_WHAT YOU ARE ASKED TO DO:_ Write the material out again exactly as it stands.
########
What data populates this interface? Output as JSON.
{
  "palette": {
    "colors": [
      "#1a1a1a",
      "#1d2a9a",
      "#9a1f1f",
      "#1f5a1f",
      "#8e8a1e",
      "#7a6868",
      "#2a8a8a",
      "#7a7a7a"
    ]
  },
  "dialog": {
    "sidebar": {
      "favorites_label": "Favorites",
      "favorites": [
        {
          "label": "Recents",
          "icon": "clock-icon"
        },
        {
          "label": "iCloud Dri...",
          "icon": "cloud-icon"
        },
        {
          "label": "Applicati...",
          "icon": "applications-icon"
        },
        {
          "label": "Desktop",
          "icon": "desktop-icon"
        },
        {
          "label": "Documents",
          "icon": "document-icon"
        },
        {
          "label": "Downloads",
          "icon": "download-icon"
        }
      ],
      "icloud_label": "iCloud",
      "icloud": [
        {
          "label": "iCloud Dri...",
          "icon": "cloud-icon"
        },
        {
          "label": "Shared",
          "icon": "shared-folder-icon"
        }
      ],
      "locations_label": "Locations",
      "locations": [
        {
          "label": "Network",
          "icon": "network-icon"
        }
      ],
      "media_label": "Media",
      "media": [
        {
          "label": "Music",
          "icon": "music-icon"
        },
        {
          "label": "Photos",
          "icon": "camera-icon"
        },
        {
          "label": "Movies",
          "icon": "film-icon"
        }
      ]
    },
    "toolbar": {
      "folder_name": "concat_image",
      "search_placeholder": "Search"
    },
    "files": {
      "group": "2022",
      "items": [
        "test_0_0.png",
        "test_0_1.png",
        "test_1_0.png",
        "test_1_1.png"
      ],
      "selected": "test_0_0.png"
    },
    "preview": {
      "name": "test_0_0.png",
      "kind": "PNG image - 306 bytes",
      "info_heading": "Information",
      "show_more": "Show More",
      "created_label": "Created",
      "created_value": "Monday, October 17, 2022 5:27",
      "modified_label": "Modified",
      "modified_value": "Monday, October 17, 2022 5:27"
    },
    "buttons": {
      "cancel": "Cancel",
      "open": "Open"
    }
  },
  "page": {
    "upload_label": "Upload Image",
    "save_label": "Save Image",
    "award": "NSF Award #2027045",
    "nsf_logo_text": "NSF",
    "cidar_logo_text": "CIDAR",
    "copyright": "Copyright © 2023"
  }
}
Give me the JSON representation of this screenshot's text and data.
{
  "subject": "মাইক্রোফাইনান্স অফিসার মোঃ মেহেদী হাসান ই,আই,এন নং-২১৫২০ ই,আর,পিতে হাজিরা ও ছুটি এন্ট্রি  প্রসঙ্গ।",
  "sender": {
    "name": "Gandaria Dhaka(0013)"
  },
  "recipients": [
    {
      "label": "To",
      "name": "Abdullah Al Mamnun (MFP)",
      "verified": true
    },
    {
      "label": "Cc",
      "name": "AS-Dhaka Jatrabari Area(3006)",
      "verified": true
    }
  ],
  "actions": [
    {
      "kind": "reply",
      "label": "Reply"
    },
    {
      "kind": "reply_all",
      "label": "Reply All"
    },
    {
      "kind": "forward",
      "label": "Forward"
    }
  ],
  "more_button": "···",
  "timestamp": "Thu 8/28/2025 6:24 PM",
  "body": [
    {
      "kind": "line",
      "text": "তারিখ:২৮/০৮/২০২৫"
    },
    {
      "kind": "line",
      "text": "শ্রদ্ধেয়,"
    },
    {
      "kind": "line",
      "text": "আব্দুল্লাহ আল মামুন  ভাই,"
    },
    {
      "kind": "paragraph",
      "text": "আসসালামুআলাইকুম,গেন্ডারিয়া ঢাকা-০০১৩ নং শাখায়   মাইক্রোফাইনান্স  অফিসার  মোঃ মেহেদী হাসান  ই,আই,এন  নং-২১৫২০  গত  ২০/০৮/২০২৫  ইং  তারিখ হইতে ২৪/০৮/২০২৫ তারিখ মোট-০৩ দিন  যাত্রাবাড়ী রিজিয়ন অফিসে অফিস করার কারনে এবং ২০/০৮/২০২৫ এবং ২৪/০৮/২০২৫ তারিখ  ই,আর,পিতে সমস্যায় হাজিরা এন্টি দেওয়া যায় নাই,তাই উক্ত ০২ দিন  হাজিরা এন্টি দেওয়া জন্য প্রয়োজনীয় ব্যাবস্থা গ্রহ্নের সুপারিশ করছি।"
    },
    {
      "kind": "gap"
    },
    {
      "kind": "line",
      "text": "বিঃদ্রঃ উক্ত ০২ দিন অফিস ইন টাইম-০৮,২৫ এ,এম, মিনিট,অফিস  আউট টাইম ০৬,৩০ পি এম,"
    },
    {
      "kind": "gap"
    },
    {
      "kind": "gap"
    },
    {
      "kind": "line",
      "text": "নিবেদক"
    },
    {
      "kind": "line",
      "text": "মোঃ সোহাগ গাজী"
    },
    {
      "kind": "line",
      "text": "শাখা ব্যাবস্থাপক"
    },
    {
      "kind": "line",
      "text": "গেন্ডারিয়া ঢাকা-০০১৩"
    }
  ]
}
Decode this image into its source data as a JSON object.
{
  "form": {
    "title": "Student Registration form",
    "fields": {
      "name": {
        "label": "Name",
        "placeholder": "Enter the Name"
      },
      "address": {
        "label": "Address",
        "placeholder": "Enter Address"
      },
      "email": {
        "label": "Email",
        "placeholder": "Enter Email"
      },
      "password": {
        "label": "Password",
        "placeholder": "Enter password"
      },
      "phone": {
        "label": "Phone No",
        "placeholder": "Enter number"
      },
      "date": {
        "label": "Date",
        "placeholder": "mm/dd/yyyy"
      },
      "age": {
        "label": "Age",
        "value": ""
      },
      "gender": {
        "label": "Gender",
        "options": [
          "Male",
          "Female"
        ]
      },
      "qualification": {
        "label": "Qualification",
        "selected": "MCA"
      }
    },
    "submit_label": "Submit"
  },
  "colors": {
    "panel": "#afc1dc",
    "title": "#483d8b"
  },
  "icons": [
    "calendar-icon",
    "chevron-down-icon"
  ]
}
########
_SOLUTION:_
What data populates this interface? Output as JSON.
{
  "palette": {
    "colors": [
      "#1a1a1a",
      "#1d2a9a",
      "#9a1f1f",
      "#1f5a1f",
      "#8e8a1e",
      "#7a6868",
      "#2a8a8a",
      "#7a7a7a"
    ]
  },
  "dialog": {
    "sidebar": {
      "favorites_label": "Favorites",
      "favorites": [
        {
          "label": "Recents",
          "icon": "clock-icon"
        },
        {
          "label": "iCloud Dri...",
          "icon": "cloud-icon"
        },
        {
          "label": "Applicati...",
          "icon": "applications-icon"
        },
        {
          "label": "Desktop",
          "icon": "desktop-icon"
        },
        {
          "label": "Documents",
          "icon": "document-icon"
        },
        {
          "label": "Downloads",
          "icon": "download-icon"
        }
      ],
      "icloud_label": "iCloud",
      "icloud": [
        {
          "label": "iCloud Dri...",
          "icon": "cloud-icon"
        },
        {
          "label": "Shared",
          "icon": "shared-folder-icon"
        }
      ],
      "locations_label": "Locations",
      "locations": [
        {
          "label": "Network",
          "icon": "network-icon"
        }
      ],
      "media_label": "Media",
      "media": [
        {
          "label": "Music",
          "icon": "music-icon"
        },
        {
          "label": "Photos",
          "icon": "camera-icon"
        },
        {
          "label": "Movies",
          "icon": "film-icon"
        }
      ]
    },
    "toolbar": {
      "folder_name": "concat_image",
      "search_placeholder": "Search"
    },
    "files": {
      "group": "2022",
      "items": [
        "test_0_0.png",
        "test_0_1.png",
        "test_1_0.png",
        "test_1_1.png"
      ],
      "selected": "test_0_0.png"
    },
    "preview": {
      "name": "test_0_0.png",
      "kind": "PNG image - 306 bytes",
      "info_heading": "Information",
      "show_more": "Show More",
      "created_label": "Created",
      "created_value": "Monday, October 17, 2022 5:27",
      "modified_label": "Modified",
      "modified_value": "Monday, October 17, 2022 5:27"
    },
    "buttons": {
      "cancel": "Cancel",
      "open": "Open"
    }
  },
  "page": {
    "upload_label": "Upload Image",
    "save_label": "Save Image",
    "award": "NSF Award #2027045",
    "nsf_logo_text": "NSF",
    "cidar_logo_text": "CIDAR",
    "copyright": "Copyright © 2023"
  }
}
Give me the JSON representation of this screenshot's text and data.
{
  "subject": "মাইক্রোফাইনান্স অফিসার মোঃ মেহেদী হাসান ই,আই,এন নং-২১৫২০ ই,আর,পিতে হাজিরা ও ছুটি এন্ট্রি  প্রসঙ্গ।",
  "sender": {
    "name": "Gandaria Dhaka(0013)"
  },
  "recipients": [
    {
      "label": "To",
      "name": "Abdullah Al Mamnun (MFP)",
      "verified": true
    },
    {
      "label": "Cc",
      "name": "AS-Dhaka Jatrabari Area(3006)",
      "verified": true
    }
  ],
  "actions": [
    {
      "kind": "reply",
      "label": "Reply"
    },
    {
      "kind": "reply_all",
      "label": "Reply All"
    },
    {
      "kind": "forward",
      "label": "Forward"
    }
  ],
  "more_button": "···",
  "timestamp": "Thu 8/28/2025 6:24 PM",
  "body": [
    {
      "kind": "line",
      "text": "তারিখ:২৮/০৮/২০২৫"
    },
    {
      "kind": "line",
      "text": "শ্রদ্ধেয়,"
    },
    {
      "kind": "line",
      "text": "আব্দুল্লাহ আল মামুন  ভাই,"
    },
    {
      "kind": "paragraph",
      "text": "আসসালামুআলাইকুম,গেন্ডারিয়া ঢাকা-০০১৩ নং শাখায়   মাইক্রোফাইনান্স  অফিসার  মোঃ মেহেদী হাসান  ই,আই,এন  নং-২১৫২০  গত  ২০/০৮/২০২৫  ইং  তারিখ হইতে ২৪/০৮/২০২৫ তারিখ মোট-০৩ দিন  যাত্রাবাড়ী রিজিয়ন অফিসে অফিস করার কারনে এবং ২০/০৮/২০২৫ এবং ২৪/০৮/২০২৫ তারিখ  ই,আর,পিতে সমস্যায় হাজিরা এন্টি দেওয়া যায় নাই,তাই উক্ত ০২ দিন  হাজিরা এন্টি দেওয়া জন্য প্রয়োজনীয় ব্যাবস্থা গ্রহ্নের সুপারিশ করছি।"
    },
    {
      "kind": "gap"
    },
    {
      "kind": "line",
      "text": "বিঃদ্রঃ উক্ত ০২ দিন অফিস ইন টাইম-০৮,২৫ এ,এম, মিনিট,অফিস  আউট টাইম ০৬,৩০ পি এম,"
    },
    {
      "kind": "gap"
    },
    {
      "kind": "gap"
    },
    {
      "kind": "line",
      "text": "নিবেদক"
    },
    {
      "kind": "line",
      "text": "মোঃ সোহাগ গাজী"
    },
    {
      "kind": "line",
      "text": "শাখা ব্যাবস্থাপক"
    },
    {
      "kind": "line",
      "text": "গেন্ডারিয়া ঢাকা-০০১৩"
    }
  ]
}
Decode this image into its source data as a JSON object.
{
  "form": {
    "title": "Student Registration form",
    "fields": {
      "name": {
        "label": "Name",
        "placeholder": "Enter the Name"
      },
      "address": {
        "label": "Address",
        "placeholder": "Enter Address"
      },
      "email": {
        "label": "Email",
        "placeholder": "Enter Email"
      },
      "password": {
        "label": "Password",
        "placeholder": "Enter password"
      },
      "phone": {
        "label": "Phone No",
        "placeholder": "Enter number"
      },
      "date": {
        "label": "Date",
        "placeholder": "mm/dd/yyyy"
      },
      "age": {
        "label": "Age",
        "value": ""
      },
      "gender": {
        "label": "Gender",
        "options": [
          "Male",
          "Female"
        ]
      },
      "qualification": {
        "label": "Qualification",
        "selected": "MCA"
      }
    },
    "submit_label": "Submit"
  },
  "colors": {
    "panel": "#afc1dc",
    "title": "#483d8b"
  },
  "icons": [
    "calendar-icon",
    "chevron-down-icon"
  ]
}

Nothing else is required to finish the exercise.